* _Problem description_: Report all lines from the entries below in which "favorably" appears.
━━━━━ Records shown ━━━━━
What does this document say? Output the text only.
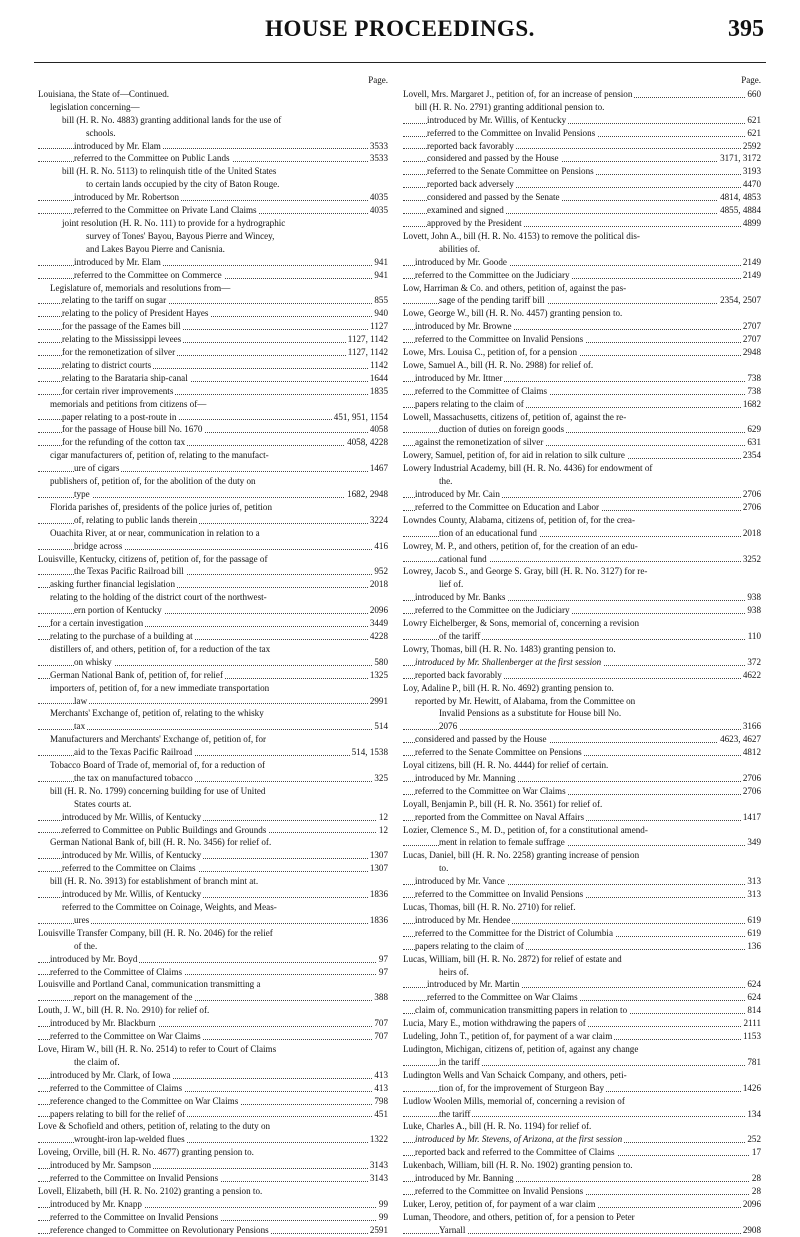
HOUSE PROCEEDINGS.	395
Page.
Louisiana, the State of—Continued.
legislation concerning—
bill (H. R. No. 4883) granting additional lands for the use of
schools.
introduced by Mr. Elam	3533
referred to the Committee on Public Lands	3533
bill (H. R. No. 5113) to relinquish title of the United States
to certain lands occupied by the city of Baton Rouge.
introduced by Mr. Robertson	4035
referred to the Committee on Private Land Claims	4035
joint resolution (H. R. No. 111) to provide for a hydrographic
survey of Tones' Bayou, Bayous Pierre and Wincey,
and Lakes Bayou Pierre and Canisnia.
introduced by Mr. Elam	941
referred to the Committee on Commerce	941
Legislature of, memorials and resolutions from—
relating to the tariff on sugar	855
relating to the policy of President Hayes	940
for the passage of the Eames bill	1127
relating to the Mississippi levees	1127, 1142
for the remonetization of silver	1127, 1142
relating to district courts	1142
relating to the Barataria ship-canal	1644
for certain river improvements	1835
memorials and petitions from citizens of—
paper relating to a post-route in	451, 951, 1154
for the passage of House bill No. 1670	4058
for the refunding of the cotton tax	4058, 4228
cigar manufacturers of, petition of, relating to the manufact-
ure of cigars	1467
publishers of, petition of, for the abolition of the duty on
type	1682, 2948
Florida parishes of, presidents of the police juries of, petition
of, relating to public lands therein	3224
Ouachita River, at or near, communication in relation to a
bridge across	416
Louisville, Kentucky, citizens of, petition of, for the passage of
the Texas Pacific Railroad bill	952
asking further financial legislation	2018
relating to the holding of the district court of the northwest-
ern portion of Kentucky	2096
for a certain investigation	3449
relating to the purchase of a building at	4228
distillers of, and others, petition of, for a reduction of the tax
on whisky	580
German National Bank of, petition of, for relief	1325
importers of, petition of, for a new immediate transportation
law	2991
Merchants' Exchange of, petition of, relating to the whisky
tax	514
Manufacturers and Merchants' Exchange of, petition of, for
aid to the Texas Pacific Railroad	514, 1538
Tobacco Board of Trade of, memorial of, for a reduction of
the tax on manufactured tobacco	325
bill (H. R. No. 1799) concerning building for use of United
States courts at.
introduced by Mr. Willis, of Kentucky	12
referred to Committee on Public Buildings and Grounds	12
German National Bank of, bill (H. R. No. 3456) for relief of.
introduced by Mr. Willis, of Kentucky	1307
referred to the Committee on Claims	1307
bill (H. R. No. 3913) for establishment of branch mint at.
introduced by Mr. Willis, of Kentucky	1836
referred to the Committee on Coinage, Weights, and Meas-
ures	1836
Louisville Transfer Company, bill (H. R. No. 2046) for the relief
of the.
introduced by Mr. Boyd	97
referred to the Committee of Claims	97
Louisville and Portland Canal, communication transmitting a
report on the management of the	388
Louth, J. W., bill (H. R. No. 2910) for relief of.
introduced by Mr. Blackburn	707
referred to the Committee on War Claims	707
Love, Hiram W., bill (H. R. No. 2514) to refer to Court of Claims
the claim of.
introduced by Mr. Clark, of Iowa	413
referred to the Committee of Claims	413
reference changed to the Committee on War Claims	798
papers relating to bill for the relief of	451
Love & Schofield and others, petition of, relating to the duty on
wrought-iron lap-welded flues	1322
Loveing, Orville, bill (H. R. No. 4677) granting pension to.
introduced by Mr. Sampson	3143
referred to the Committee on Invalid Pensions	3143
Lovell, Elizabeth, bill (H. R. No. 2102) granting a pension to.
introduced by Mr. Knapp	99
referred to the Committee on Invalid Pensions	99
reference changed to Committee on Revolutionary Pensions	2591
Page.
Lovell, Mrs. Margaret J., petition of, for an increase of pension	660
bill (H. R. No. 2791) granting additional pension to.
introduced by Mr. Willis, of Kentucky	621
referred to the Committee on Invalid Pensions	621
reported back favorably	2592
considered and passed by the House	3171, 3172
referred to the Senate Committee on Pensions	3193
reported back adversely	4470
considered and passed by the Senate	4814, 4853
examined and signed	4855, 4884
approved by the President	4899
Lovett, John A., bill (H. R. No. 4153) to remove the political dis-
abilities of.
introduced by Mr. Goode	2149
referred to the Committee on the Judiciary	2149
Low, Harriman & Co. and others, petition of, against the pas-
sage of the pending tariff bill	2354, 2507
Lowe, George W., bill (H. R. No. 4457) granting pension to.
introduced by Mr. Browne	2707
referred to the Committee on Invalid Pensions	2707
Lowe, Mrs. Louisa C., petition of, for a pension	2948
Lowe, Samuel A., bill (H. R. No. 2988) for relief of.
introduced by Mr. Ittner	738
referred to the Committee of Claims	738
papers relating to the claim of	1682
Lowell, Massachusetts, citizens of, petition of, against the re-
duction of duties on foreign goods	629
against the remonetization of silver	631
Lowery, Samuel, petition of, for aid in relation to silk culture	2354
Lowery Industrial Academy, bill (H. R. No. 4436) for endowment of
the.
introduced by Mr. Cain	2706
referred to the Committee on Education and Labor	2706
Lowndes County, Alabama, citizens of, petition of, for the crea-
tion of an educational fund	2018
Lowrey, M. P., and others, petition of, for the creation of an edu-
cational fund	3252
Lowrey, Jacob S., and George S. Gray, bill (H. R. No. 3127) for re-
lief of.
introduced by Mr. Banks	938
referred to the Committee on the Judiciary	938
Lowry Eichelberger, & Sons, memorial of, concerning a revision
of the tariff	110
Lowry, Thomas, bill (H. R. No. 1483) granting pension to.
introduced by Mr. Shallenberger at the first session	372
reported back favorably	4622
Loy, Adaline P., bill (H. R. No. 4692) granting pension to.
reported by Mr. Hewitt, of Alabama, from the Committee on
Invalid Pensions as a substitute for House bill No.
2076	3166
considered and passed by the House	4623, 4627
referred to the Senate Committee on Pensions	4812
Loyal citizens, bill (H. R. No. 4444) for relief of certain.
introduced by Mr. Manning	2706
referred to the Committee on War Claims	2706
Loyall, Benjamin P., bill (H. R. No. 3561) for relief of.
reported from the Committee on Naval Affairs	1417
Lozier, Clemence S., M. D., petition of, for a constitutional amend-
ment in relation to female suffrage	349
Lucas, Daniel, bill (H. R. No. 2258) granting increase of pension
to.
introduced by Mr. Vance	313
referred to the Committee on Invalid Pensions	313
Lucas, Thomas, bill (H. R. No. 2710) for relief.
introduced by Mr. Hendee	619
referred to the Committee for the District of Columbia	619
papers relating to the claim of	136
Lucas, William, bill (H. R. No. 2872) for relief of estate and
heirs of.
introduced by Mr. Martin	624
referred to the Committee on War Claims	624
claim of, communication transmitting papers in relation to	814
Lucia, Mary E., motion withdrawing the papers of	2111
Ludeling, John T., petition of, for payment of a war claim	1153
Ludington, Michigan, citizens of, petition of, against any change
in the tariff	781
Ludington Wells and Van Schaick Company, and others, peti-
tion of, for the improvement of Sturgeon Bay	1426
Ludlow Woolen Mills, memorial of, concerning a revision of
the tariff	134
Luke, Charles A., bill (H. R. No. 1194) for relief of.
introduced by Mr. Stevens, of Arizona, at the first session	252
reported back and referred to the Committee of Claims	17
Lukenbach, William, bill (H. R. No. 1902) granting pension to.
introduced by Mr. Banning	28
referred to the Committee on Invalid Pensions	28
Luker, Leroy, petition of, for payment of a war claim	2096
Luman, Theodore, and others, petition of, for a pension to Peter
Yarnall	2908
━━━━━
* _Reply_:
reported back favorably	2592
reported back favorably	4622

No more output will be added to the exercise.